- **Written exercise**: Pull out every line from the listing that has the word "La₄Ni₃O₁₀".

- **Excerpted records**:
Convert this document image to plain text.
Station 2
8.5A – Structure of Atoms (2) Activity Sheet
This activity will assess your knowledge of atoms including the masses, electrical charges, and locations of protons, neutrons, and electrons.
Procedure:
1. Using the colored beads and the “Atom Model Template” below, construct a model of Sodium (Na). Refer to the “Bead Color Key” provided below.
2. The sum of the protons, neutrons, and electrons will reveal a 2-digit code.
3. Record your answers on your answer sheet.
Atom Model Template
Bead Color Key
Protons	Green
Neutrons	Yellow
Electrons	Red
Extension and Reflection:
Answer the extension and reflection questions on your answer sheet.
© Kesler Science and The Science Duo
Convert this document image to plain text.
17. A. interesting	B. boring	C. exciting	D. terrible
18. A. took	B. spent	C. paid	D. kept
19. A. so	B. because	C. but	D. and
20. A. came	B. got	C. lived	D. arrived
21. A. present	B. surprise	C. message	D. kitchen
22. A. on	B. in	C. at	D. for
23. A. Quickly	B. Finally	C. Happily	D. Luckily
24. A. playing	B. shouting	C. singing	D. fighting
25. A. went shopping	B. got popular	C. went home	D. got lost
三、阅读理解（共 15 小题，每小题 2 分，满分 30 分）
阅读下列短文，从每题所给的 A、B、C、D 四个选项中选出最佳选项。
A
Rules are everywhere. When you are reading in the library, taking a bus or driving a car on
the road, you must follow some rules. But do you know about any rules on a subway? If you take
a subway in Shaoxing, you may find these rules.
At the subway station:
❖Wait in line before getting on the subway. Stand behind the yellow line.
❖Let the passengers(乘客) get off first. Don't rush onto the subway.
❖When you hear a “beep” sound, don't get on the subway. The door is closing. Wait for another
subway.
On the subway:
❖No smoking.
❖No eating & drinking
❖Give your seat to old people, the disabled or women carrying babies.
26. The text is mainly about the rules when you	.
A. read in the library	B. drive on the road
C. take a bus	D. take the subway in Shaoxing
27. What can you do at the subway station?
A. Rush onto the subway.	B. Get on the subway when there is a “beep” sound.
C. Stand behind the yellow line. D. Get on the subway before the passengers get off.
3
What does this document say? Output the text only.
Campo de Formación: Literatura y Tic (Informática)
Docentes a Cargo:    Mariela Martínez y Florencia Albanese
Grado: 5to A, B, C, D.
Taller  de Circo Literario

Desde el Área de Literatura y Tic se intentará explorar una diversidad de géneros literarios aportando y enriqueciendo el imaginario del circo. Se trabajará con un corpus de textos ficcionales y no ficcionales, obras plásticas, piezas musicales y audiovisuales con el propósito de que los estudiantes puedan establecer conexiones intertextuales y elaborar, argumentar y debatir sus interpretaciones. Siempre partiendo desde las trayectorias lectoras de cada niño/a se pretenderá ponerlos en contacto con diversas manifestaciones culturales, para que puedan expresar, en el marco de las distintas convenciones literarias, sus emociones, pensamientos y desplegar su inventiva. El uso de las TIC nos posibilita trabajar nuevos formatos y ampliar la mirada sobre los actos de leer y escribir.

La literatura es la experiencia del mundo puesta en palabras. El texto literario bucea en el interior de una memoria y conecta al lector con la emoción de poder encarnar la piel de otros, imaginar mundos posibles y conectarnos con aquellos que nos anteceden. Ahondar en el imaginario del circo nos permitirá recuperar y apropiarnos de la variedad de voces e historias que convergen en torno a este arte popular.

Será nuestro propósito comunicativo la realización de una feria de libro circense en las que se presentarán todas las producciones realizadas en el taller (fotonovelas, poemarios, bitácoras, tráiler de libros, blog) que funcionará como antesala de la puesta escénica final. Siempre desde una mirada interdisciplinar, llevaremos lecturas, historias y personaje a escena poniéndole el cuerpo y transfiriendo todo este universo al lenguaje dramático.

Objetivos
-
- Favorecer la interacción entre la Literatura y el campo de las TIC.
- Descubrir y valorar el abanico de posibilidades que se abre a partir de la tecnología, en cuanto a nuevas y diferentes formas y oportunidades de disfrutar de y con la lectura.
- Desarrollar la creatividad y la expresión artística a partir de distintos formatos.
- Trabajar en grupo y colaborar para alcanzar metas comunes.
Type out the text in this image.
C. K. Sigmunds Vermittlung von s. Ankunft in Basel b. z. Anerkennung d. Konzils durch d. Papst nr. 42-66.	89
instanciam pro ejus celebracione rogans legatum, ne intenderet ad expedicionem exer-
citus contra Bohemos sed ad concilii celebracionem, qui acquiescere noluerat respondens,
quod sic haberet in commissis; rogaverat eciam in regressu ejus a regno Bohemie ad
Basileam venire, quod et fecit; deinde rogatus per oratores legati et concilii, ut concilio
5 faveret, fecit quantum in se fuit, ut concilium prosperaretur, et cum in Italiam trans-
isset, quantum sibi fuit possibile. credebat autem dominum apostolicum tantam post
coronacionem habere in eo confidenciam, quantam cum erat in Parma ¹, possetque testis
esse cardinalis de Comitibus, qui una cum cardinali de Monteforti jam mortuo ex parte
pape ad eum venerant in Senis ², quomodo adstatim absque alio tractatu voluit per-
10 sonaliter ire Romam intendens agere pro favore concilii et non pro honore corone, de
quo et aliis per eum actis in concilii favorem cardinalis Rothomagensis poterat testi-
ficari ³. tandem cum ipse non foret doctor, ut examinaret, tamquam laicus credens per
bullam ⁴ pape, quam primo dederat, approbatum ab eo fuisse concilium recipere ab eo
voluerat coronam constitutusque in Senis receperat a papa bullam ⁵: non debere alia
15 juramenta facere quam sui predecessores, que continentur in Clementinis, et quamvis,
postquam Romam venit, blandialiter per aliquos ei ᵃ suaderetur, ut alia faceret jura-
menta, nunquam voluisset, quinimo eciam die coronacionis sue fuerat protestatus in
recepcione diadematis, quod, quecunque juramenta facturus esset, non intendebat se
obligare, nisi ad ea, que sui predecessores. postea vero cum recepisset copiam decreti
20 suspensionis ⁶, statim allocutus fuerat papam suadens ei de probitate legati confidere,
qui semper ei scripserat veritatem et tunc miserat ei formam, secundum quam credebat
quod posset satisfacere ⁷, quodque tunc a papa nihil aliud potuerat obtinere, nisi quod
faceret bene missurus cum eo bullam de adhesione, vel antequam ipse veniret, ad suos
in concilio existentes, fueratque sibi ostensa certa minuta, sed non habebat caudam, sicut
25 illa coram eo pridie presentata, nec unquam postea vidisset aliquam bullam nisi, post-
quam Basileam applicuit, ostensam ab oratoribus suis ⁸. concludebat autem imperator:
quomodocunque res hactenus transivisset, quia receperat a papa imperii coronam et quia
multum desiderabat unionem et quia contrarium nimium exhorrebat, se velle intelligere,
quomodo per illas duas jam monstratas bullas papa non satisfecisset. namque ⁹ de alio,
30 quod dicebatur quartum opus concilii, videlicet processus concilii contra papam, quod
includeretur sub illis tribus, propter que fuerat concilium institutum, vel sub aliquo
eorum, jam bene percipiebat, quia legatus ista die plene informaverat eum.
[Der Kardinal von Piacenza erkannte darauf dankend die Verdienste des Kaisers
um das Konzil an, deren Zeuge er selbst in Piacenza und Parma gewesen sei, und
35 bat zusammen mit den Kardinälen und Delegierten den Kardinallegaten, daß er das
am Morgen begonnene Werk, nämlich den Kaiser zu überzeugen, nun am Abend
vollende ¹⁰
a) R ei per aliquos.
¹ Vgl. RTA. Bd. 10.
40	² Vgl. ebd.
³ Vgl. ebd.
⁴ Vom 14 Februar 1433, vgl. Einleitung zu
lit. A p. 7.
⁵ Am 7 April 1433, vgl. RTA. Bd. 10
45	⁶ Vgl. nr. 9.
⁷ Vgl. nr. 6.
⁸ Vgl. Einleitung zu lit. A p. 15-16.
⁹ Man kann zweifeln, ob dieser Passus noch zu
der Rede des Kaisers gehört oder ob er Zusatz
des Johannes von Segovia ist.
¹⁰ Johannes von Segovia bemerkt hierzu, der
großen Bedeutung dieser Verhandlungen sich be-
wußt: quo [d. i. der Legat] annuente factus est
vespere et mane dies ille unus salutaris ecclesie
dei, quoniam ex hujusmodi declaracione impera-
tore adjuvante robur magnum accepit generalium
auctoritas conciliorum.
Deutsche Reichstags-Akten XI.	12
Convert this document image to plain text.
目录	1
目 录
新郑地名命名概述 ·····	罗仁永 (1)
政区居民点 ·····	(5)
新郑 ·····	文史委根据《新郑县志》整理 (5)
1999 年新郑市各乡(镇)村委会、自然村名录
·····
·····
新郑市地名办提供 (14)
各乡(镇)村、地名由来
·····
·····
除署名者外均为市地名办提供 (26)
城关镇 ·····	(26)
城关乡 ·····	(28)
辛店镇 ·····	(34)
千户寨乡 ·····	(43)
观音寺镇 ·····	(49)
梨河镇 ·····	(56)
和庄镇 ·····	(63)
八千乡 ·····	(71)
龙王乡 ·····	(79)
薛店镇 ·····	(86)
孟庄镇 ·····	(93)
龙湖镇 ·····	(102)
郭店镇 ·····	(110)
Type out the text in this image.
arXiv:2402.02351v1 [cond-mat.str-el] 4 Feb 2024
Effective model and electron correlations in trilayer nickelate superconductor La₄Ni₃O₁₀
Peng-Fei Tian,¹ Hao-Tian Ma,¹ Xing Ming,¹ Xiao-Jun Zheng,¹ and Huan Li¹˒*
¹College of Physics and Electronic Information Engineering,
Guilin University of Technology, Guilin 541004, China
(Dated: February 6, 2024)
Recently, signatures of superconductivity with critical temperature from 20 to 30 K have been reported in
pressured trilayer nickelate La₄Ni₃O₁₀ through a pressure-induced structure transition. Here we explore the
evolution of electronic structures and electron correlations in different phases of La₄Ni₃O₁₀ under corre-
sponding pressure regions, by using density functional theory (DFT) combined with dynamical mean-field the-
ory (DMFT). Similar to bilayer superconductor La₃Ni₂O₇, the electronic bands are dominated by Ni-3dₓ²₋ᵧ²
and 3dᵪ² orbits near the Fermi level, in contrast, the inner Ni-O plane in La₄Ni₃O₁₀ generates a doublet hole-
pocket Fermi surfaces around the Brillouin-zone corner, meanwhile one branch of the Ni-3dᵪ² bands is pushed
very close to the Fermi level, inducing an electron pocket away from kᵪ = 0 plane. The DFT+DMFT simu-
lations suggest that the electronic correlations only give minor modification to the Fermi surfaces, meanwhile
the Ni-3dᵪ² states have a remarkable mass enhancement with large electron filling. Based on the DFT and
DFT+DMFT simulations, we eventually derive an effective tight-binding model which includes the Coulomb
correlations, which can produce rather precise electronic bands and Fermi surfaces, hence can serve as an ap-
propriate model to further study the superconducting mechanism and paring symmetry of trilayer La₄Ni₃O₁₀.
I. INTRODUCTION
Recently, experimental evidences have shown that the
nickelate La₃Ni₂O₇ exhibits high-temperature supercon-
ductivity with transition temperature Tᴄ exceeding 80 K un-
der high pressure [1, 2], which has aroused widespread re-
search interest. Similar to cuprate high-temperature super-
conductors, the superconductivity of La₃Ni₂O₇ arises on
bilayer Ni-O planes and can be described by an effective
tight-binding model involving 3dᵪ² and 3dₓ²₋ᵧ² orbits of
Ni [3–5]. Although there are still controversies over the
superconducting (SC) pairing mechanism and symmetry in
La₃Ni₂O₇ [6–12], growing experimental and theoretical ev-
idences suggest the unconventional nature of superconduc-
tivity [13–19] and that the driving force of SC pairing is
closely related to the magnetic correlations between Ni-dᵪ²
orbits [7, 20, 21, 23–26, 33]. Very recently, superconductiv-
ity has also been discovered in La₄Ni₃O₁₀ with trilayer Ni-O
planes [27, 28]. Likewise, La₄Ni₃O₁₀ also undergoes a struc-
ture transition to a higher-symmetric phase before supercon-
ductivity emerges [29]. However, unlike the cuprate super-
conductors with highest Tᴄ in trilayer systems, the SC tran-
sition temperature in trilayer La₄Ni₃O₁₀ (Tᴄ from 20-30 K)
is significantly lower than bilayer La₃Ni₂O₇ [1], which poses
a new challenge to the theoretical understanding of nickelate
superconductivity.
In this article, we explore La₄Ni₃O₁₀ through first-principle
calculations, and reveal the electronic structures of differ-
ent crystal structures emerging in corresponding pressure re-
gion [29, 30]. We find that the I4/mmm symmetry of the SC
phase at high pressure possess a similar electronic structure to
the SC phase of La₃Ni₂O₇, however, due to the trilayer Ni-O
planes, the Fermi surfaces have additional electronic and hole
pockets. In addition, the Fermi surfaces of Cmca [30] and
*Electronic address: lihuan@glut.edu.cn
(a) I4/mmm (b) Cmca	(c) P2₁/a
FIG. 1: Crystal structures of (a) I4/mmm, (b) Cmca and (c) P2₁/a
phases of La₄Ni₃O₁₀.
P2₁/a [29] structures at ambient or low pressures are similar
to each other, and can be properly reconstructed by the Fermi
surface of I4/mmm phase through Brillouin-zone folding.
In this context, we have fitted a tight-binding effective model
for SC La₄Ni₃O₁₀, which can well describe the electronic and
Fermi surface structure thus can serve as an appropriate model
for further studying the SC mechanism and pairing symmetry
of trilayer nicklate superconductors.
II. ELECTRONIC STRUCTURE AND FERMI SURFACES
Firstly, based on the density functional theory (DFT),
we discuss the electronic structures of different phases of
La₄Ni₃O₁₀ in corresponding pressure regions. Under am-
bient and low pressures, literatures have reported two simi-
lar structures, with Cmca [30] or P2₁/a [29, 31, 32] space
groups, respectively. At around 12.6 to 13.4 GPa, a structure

- **Answer to the exercise**:
Effective model and electron correlations in trilayer nickelate superconductor La₄Ni₃O₁₀
pressured trilayer nickelate La₄Ni₃O₁₀ through a pressure-induced structure transition. Here we explore the
evolution of electronic structures and electron correlations in different phases of La₄Ni₃O₁₀ under corre-
and 3dᵪ² orbits near the Fermi level, in contrast, the inner Ni-O plane in La₄Ni₃O₁₀ generates a doublet hole-
propriate model to further study the superconducting mechanism and paring symmetry of trilayer La₄Ni₃O₁₀.
ity has also been discovered in La₄Ni₃O₁₀ with trilayer Ni-O
planes [27, 28]. Likewise, La₄Ni₃O₁₀ also undergoes a struc-
sition temperature in trilayer La₄Ni₃O₁₀ (Tᴄ from 20-30 K)
In this article, we explore La₄Ni₃O₁₀ through first-principle
phases of La₄Ni₃O₁₀.
for SC La₄Ni₃O₁₀, which can well describe the electronic and
La₄Ni₃O₁₀ in corresponding pressure regions. Under am-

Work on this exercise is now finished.